Exercise instructions — Print all of the data exactly.

begin Dataset records

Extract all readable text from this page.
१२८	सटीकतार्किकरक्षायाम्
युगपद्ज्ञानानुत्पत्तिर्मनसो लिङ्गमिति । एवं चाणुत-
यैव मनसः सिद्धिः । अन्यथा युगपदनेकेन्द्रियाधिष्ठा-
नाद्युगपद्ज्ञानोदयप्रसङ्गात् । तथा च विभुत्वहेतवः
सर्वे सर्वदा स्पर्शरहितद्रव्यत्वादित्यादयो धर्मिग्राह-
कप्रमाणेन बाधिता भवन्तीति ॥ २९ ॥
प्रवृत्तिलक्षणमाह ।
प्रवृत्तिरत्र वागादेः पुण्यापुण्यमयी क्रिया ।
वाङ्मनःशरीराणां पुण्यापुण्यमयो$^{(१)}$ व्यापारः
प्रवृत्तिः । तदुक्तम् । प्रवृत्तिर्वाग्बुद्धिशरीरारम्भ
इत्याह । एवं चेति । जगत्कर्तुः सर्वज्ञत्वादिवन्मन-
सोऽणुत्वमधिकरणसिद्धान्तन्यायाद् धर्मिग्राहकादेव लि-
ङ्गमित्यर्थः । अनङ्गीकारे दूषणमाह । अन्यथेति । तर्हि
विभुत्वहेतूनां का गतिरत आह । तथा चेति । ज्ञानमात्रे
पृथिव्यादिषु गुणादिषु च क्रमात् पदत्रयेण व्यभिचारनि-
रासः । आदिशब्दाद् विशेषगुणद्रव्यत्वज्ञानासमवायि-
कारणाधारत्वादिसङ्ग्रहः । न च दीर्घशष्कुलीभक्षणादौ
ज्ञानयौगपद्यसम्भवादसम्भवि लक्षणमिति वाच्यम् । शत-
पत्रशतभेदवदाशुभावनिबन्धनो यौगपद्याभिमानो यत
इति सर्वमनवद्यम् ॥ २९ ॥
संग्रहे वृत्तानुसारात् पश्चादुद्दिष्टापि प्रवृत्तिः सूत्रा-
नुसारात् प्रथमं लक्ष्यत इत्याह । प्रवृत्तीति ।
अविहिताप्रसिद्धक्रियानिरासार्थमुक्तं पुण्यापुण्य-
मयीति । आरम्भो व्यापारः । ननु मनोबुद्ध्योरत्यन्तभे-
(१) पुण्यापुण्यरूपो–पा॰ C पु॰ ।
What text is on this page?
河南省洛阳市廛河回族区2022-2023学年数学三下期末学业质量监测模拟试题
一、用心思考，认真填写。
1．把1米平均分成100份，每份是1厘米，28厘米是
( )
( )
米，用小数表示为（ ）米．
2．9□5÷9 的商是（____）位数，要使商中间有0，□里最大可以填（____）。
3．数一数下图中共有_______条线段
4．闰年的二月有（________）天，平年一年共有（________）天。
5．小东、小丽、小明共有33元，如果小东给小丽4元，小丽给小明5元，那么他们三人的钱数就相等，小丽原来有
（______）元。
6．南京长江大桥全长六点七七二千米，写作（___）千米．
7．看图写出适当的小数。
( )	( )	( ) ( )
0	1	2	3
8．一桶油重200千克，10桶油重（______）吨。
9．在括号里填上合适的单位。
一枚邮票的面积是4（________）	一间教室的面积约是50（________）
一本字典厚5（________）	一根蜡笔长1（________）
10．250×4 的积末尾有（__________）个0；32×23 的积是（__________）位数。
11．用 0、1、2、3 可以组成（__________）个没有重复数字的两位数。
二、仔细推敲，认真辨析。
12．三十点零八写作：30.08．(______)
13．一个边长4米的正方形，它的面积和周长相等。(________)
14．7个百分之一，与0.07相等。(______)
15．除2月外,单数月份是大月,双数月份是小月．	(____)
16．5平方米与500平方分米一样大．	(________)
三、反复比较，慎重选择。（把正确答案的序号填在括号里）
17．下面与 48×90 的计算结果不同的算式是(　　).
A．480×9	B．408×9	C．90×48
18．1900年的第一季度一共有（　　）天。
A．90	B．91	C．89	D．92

end Dataset records

Exercise result —
Extract all readable text from this page.
१२८	सटीकतार्किकरक्षायाम्
युगपद्ज्ञानानुत्पत्तिर्मनसो लिङ्गमिति । एवं चाणुत-
यैव मनसः सिद्धिः । अन्यथा युगपदनेकेन्द्रियाधिष्ठा-
नाद्युगपद्ज्ञानोदयप्रसङ्गात् । तथा च विभुत्वहेतवः
सर्वे सर्वदा स्पर्शरहितद्रव्यत्वादित्यादयो धर्मिग्राह-
कप्रमाणेन बाधिता भवन्तीति ॥ २९ ॥
प्रवृत्तिलक्षणमाह ।
प्रवृत्तिरत्र वागादेः पुण्यापुण्यमयी क्रिया ।
वाङ्मनःशरीराणां पुण्यापुण्यमयो$^{(१)}$ व्यापारः
प्रवृत्तिः । तदुक्तम् । प्रवृत्तिर्वाग्बुद्धिशरीरारम्भ
इत्याह । एवं चेति । जगत्कर्तुः सर्वज्ञत्वादिवन्मन-
सोऽणुत्वमधिकरणसिद्धान्तन्यायाद् धर्मिग्राहकादेव लि-
ङ्गमित्यर्थः । अनङ्गीकारे दूषणमाह । अन्यथेति । तर्हि
विभुत्वहेतूनां का गतिरत आह । तथा चेति । ज्ञानमात्रे
पृथिव्यादिषु गुणादिषु च क्रमात् पदत्रयेण व्यभिचारनि-
रासः । आदिशब्दाद् विशेषगुणद्रव्यत्वज्ञानासमवायि-
कारणाधारत्वादिसङ्ग्रहः । न च दीर्घशष्कुलीभक्षणादौ
ज्ञानयौगपद्यसम्भवादसम्भवि लक्षणमिति वाच्यम् । शत-
पत्रशतभेदवदाशुभावनिबन्धनो यौगपद्याभिमानो यत
इति सर्वमनवद्यम् ॥ २९ ॥
संग्रहे वृत्तानुसारात् पश्चादुद्दिष्टापि प्रवृत्तिः सूत्रा-
नुसारात् प्रथमं लक्ष्यत इत्याह । प्रवृत्तीति ।
अविहिताप्रसिद्धक्रियानिरासार्थमुक्तं पुण्यापुण्य-
मयीति । आरम्भो व्यापारः । ननु मनोबुद्ध्योरत्यन्तभे-
(१) पुण्यापुण्यरूपो–पा॰ C पु॰ ।
What text is on this page?
河南省洛阳市廛河回族区2022-2023学年数学三下期末学业质量监测模拟试题
一、用心思考，认真填写。
1．把1米平均分成100份，每份是1厘米，28厘米是
( )
( )
米，用小数表示为（ ）米．
2．9□5÷9 的商是（____）位数，要使商中间有0，□里最大可以填（____）。
3．数一数下图中共有_______条线段
4．闰年的二月有（________）天，平年一年共有（________）天。
5．小东、小丽、小明共有33元，如果小东给小丽4元，小丽给小明5元，那么他们三人的钱数就相等，小丽原来有
（______）元。
6．南京长江大桥全长六点七七二千米，写作（___）千米．
7．看图写出适当的小数。
( )	( )	( ) ( )
0	1	2	3
8．一桶油重200千克，10桶油重（______）吨。
9．在括号里填上合适的单位。
一枚邮票的面积是4（________）	一间教室的面积约是50（________）
一本字典厚5（________）	一根蜡笔长1（________）
10．250×4 的积末尾有（__________）个0；32×23 的积是（__________）位数。
11．用 0、1、2、3 可以组成（__________）个没有重复数字的两位数。
二、仔细推敲，认真辨析。
12．三十点零八写作：30.08．(______)
13．一个边长4米的正方形，它的面积和周长相等。(________)
14．7个百分之一，与0.07相等。(______)
15．除2月外,单数月份是大月,双数月份是小月．	(____)
16．5平方米与500平方分米一样大．	(________)
三、反复比较，慎重选择。（把正确答案的序号填在括号里）
17．下面与 48×90 的计算结果不同的算式是(　　).
A．480×9	B．408×9	C．90×48
18．1900年的第一季度一共有（　　）天。
A．90	B．91	C．89	D．92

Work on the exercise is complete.